• [Provided data]
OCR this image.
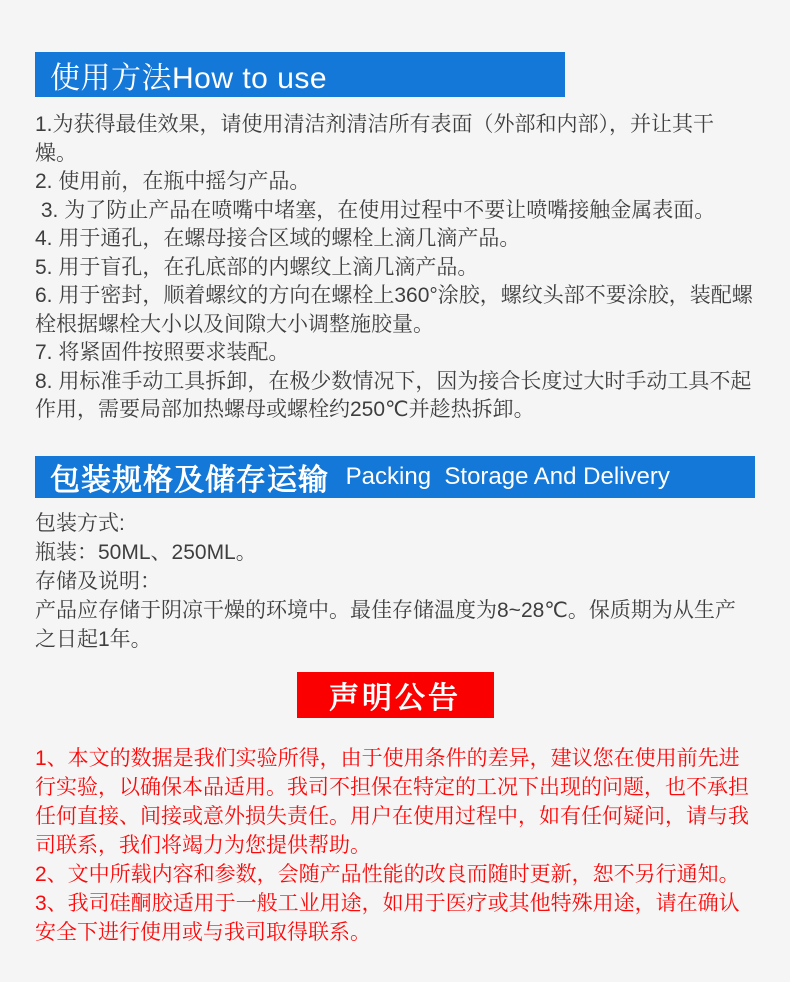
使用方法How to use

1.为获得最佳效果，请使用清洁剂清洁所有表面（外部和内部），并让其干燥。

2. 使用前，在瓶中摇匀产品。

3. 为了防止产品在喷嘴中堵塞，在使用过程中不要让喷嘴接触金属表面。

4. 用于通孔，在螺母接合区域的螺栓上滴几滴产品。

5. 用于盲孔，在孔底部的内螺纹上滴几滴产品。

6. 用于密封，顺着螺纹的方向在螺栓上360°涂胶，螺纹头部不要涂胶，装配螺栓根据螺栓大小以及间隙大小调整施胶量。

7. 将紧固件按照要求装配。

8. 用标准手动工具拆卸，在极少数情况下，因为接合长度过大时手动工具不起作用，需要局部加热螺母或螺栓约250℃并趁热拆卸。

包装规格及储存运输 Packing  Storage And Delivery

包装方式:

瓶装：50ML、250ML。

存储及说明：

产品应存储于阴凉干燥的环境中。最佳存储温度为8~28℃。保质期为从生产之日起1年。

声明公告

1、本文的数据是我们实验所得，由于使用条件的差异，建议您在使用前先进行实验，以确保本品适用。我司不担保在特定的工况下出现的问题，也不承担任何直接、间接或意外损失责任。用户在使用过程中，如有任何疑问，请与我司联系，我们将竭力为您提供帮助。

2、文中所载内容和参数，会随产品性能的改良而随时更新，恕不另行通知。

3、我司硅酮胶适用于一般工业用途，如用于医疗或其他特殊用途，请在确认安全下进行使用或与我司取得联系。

• [Exercise instructions] Print all entries exactly. The images do not belong in the copy.

• [Solved problem]
OCR this image.
使用方法How to use

1.为获得最佳效果，请使用清洁剂清洁所有表面（外部和内部），并让其干燥。

2. 使用前，在瓶中摇匀产品。

3. 为了防止产品在喷嘴中堵塞，在使用过程中不要让喷嘴接触金属表面。

4. 用于通孔，在螺母接合区域的螺栓上滴几滴产品。

5. 用于盲孔，在孔底部的内螺纹上滴几滴产品。

6. 用于密封，顺着螺纹的方向在螺栓上360°涂胶，螺纹头部不要涂胶，装配螺栓根据螺栓大小以及间隙大小调整施胶量。

7. 将紧固件按照要求装配。

8. 用标准手动工具拆卸，在极少数情况下，因为接合长度过大时手动工具不起作用，需要局部加热螺母或螺栓约250℃并趁热拆卸。

包装规格及储存运输 Packing  Storage And Delivery

包装方式:

瓶装：50ML、250ML。

存储及说明：

产品应存储于阴凉干燥的环境中。最佳存储温度为8~28℃。保质期为从生产之日起1年。

声明公告

1、本文的数据是我们实验所得，由于使用条件的差异，建议您在使用前先进行实验，以确保本品适用。我司不担保在特定的工况下出现的问题，也不承担任何直接、间接或意外损失责任。用户在使用过程中，如有任何疑问，请与我司联系，我们将竭力为您提供帮助。

2、文中所载内容和参数，会随产品性能的改良而随时更新，恕不另行通知。

3、我司硅酮胶适用于一般工业用途，如用于医疗或其他特殊用途，请在确认安全下进行使用或与我司取得联系。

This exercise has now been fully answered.